Selected extract below:

All fluxes have been saved in the GetFluxes block, in a Fluxes object
from prose import Fluxes
fluxes: Fluxes = photometry[-1].fluxes
We can check the reference image, on which all images sources have been aligned, and pick our target
ref.show()

set this target (source 6
) in the Fluxes object and proceed with automatic differential photometry
import matplotlib.pyplot as plt
fluxes.target = 6
# a bit of cleaning
nan_stars = np.any(np.isnan(fluxes.fluxes), axis=(0, 2)) # stars with nan fluxes
fluxes = fluxes.mask_stars(~nan_stars) # mask nans stars
fluxes = fluxes.sigma_clipping_data(bkg=3, fwhm=3) # sigma clipping
# differential photometry
diff = fluxes.autodiff()
# plotting
ax = plt.subplot(xlabel="time (JD)", ylabel="diff. flux", ylim=(0.94, 1.06))
diff.plot()
diff.bin(5 / 60 / 24, estimate_error=True).errorbar()

And here is our planetary transit. To validate the differential photometry and the automatic choice of comparison stars, we can plot their light curves along the target light curve
plt.figure(None, (5, 7))
ax = plt.subplot(xlabel="time (JD)", ylabel="diff. flux (abritrary units)")
# plotting only the first five comparisons
for j, i in enumerate([diff.target, *diff.comparisons[0:5]]):
y = diff.fluxes[diff.aperture, i].copy()
y = (y - np.mean(y)) / np.std(y) + 8 * j
plt.text(
diff.time.max(), np.mean(y) + 4, i if i != diff.target else "target", ha="right"
)
plt.plot(diff.time, y, ".", c="0.8" if i != diff.target else "k")

End of Selected extract.

→ **What the task requires**:
According to the photometry walkthrough, which source is set as the target in the Fluxes object?

Information provided below:

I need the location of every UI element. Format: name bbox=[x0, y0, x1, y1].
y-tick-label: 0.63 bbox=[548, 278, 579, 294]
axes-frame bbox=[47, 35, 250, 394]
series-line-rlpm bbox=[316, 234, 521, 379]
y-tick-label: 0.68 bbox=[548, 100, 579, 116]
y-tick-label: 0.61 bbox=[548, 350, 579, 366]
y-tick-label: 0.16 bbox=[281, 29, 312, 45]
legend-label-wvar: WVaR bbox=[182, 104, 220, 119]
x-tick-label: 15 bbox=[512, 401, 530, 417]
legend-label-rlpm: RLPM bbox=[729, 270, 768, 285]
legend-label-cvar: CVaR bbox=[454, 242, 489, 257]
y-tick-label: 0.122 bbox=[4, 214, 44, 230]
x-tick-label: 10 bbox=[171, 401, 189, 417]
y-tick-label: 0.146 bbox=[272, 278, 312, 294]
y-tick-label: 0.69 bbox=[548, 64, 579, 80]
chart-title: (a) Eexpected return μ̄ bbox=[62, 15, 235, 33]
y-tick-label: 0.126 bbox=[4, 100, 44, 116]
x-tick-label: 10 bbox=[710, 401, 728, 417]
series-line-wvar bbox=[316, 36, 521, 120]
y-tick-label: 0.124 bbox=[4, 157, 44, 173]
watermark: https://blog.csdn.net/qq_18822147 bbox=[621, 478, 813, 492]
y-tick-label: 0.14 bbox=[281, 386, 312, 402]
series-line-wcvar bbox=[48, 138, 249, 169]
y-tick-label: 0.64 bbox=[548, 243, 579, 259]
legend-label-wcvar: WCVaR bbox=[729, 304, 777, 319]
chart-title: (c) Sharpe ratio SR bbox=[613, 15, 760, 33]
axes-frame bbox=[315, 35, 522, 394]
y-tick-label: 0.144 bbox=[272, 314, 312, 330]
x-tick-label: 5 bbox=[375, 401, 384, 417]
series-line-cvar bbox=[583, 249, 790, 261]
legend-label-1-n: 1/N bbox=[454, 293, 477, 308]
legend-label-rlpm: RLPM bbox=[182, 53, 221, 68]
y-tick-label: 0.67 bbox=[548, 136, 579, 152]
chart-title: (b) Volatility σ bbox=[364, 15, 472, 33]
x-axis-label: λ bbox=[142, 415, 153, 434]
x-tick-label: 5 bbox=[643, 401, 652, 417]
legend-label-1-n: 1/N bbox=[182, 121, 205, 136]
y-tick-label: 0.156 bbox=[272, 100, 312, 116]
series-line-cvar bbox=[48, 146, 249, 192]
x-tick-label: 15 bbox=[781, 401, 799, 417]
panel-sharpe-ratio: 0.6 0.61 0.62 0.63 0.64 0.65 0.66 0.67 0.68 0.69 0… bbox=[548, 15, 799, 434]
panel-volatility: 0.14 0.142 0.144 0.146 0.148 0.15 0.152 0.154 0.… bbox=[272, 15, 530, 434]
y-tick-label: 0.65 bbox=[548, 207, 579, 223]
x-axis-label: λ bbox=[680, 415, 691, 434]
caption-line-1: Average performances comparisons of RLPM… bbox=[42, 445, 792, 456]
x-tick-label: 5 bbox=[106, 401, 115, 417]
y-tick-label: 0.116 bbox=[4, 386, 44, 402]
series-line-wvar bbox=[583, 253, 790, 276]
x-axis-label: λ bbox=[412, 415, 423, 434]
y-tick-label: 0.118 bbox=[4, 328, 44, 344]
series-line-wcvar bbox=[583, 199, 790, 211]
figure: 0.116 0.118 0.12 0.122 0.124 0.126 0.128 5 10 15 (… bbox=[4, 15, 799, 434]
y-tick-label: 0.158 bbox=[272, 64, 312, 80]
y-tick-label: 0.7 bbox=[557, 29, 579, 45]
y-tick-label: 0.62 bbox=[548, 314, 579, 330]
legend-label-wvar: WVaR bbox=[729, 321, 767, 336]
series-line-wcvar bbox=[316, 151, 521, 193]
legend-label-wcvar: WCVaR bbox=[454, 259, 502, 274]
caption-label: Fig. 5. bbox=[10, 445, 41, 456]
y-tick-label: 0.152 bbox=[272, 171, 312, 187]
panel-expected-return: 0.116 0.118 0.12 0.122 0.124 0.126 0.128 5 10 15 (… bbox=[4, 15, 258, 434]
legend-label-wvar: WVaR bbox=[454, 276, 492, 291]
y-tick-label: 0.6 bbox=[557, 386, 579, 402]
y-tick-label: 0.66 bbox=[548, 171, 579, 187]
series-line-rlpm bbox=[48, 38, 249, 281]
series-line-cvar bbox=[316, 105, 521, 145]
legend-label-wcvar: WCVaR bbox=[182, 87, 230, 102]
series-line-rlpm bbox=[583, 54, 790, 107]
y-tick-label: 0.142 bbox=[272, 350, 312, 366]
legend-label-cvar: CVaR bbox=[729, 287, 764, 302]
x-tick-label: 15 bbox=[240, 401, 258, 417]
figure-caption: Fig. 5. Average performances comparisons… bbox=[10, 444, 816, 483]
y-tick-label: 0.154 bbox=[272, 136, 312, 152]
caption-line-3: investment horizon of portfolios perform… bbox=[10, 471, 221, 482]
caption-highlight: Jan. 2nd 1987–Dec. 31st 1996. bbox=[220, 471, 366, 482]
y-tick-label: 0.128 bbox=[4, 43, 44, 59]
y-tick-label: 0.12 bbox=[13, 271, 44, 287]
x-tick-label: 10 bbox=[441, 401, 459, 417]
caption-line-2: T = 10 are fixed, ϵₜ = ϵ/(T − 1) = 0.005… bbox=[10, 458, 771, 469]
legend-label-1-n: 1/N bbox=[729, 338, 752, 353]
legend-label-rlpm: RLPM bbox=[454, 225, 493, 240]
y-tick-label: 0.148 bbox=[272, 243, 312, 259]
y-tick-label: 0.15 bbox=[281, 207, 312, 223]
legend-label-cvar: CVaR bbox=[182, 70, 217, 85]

End of Information provided.

→ **Finished exercise**:
Source 6.